Exercise details —
Search the entries for the word "name" and pull out each line that has it.

Data provided —
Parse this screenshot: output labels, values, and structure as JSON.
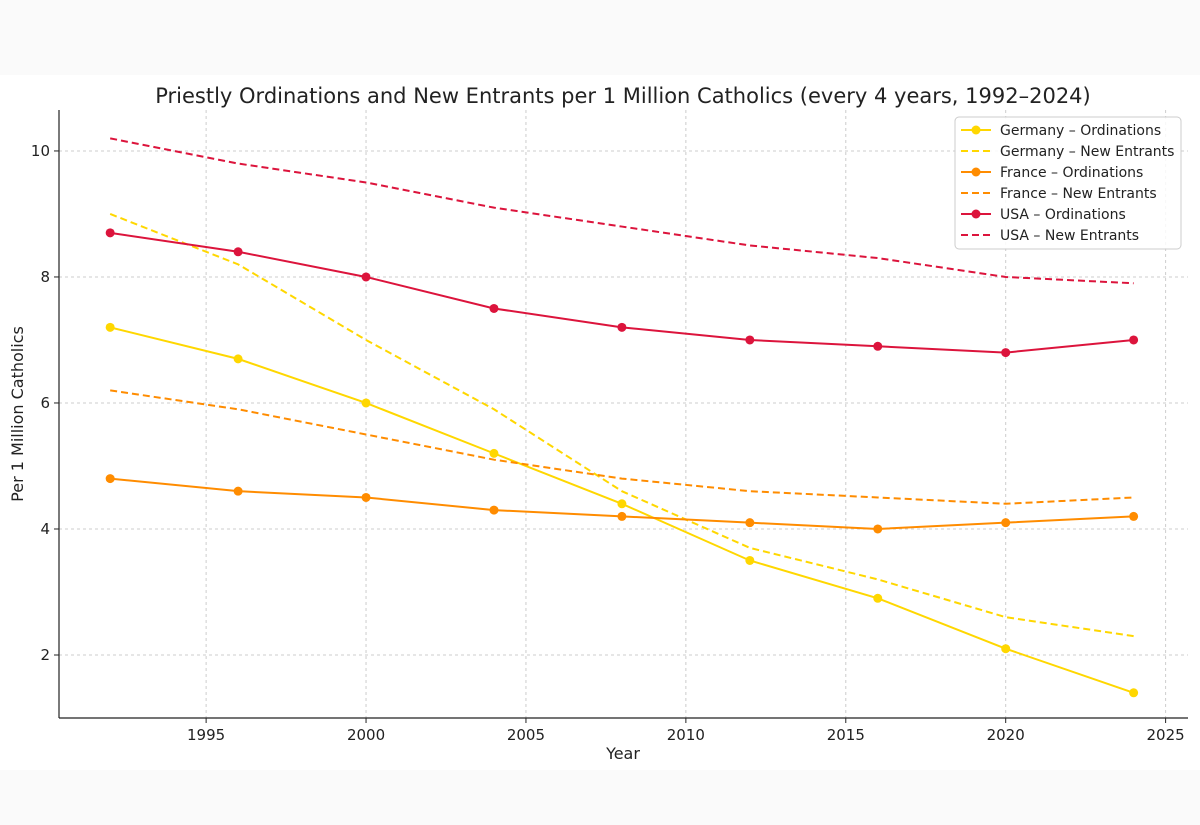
{
  "chart_data": {
    "type": "line",
    "title": "Priestly Ordinations and New Entrants per 1 Million Catholics (every 4 years, 1992–2024)",
    "xlabel": "Year",
    "ylabel": "Per 1 Million Catholics",
    "xlim": [
      1990.4,
      2025.7
    ],
    "ylim": [
      1.0,
      10.65
    ],
    "xticks": [
      1995,
      2000,
      2005,
      2010,
      2015,
      2020,
      2025
    ],
    "yticks": [
      2,
      4,
      6,
      8,
      10
    ],
    "grid": true,
    "legend_position": "top-right",
    "x": [
      1992,
      1996,
      2000,
      2004,
      2008,
      2012,
      2016,
      2020,
      2024
    ],
    "series": [
      {
        "name": "Germany – Ordinations",
        "color": "#FFD700",
        "style": "solid",
        "marker": true,
        "values": [
          7.2,
          6.7,
          6.0,
          5.2,
          4.4,
          3.5,
          2.9,
          2.1,
          1.4
        ]
      },
      {
        "name": "Germany – New Entrants",
        "color": "#FFD700",
        "style": "dashed",
        "marker": false,
        "values": [
          9.0,
          8.2,
          7.0,
          5.9,
          4.6,
          3.7,
          3.2,
          2.6,
          2.3
        ]
      },
      {
        "name": "France – Ordinations",
        "color": "#FF8C00",
        "style": "solid",
        "marker": true,
        "values": [
          4.8,
          4.6,
          4.5,
          4.3,
          4.2,
          4.1,
          4.0,
          4.1,
          4.2
        ]
      },
      {
        "name": "France – New Entrants",
        "color": "#FF8C00",
        "style": "dashed",
        "marker": false,
        "values": [
          6.2,
          5.9,
          5.5,
          5.1,
          4.8,
          4.6,
          4.5,
          4.4,
          4.5
        ]
      },
      {
        "name": "USA – Ordinations",
        "color": "#DC143C",
        "style": "solid",
        "marker": true,
        "values": [
          8.7,
          8.4,
          8.0,
          7.5,
          7.2,
          7.0,
          6.9,
          6.8,
          7.0
        ]
      },
      {
        "name": "USA – New Entrants",
        "color": "#DC143C",
        "style": "dashed",
        "marker": false,
        "values": [
          10.2,
          9.8,
          9.5,
          9.1,
          8.8,
          8.5,
          8.3,
          8.0,
          7.9
        ]
      }
    ]
  }
}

Exercise solution —
        "name": "Germany – Ordinations",
        "name": "Germany – New Entrants",
        "name": "France – Ordinations",
        "name": "France – New Entrants",
        "name": "USA – Ordinations",
        "name": "USA – New Entrants",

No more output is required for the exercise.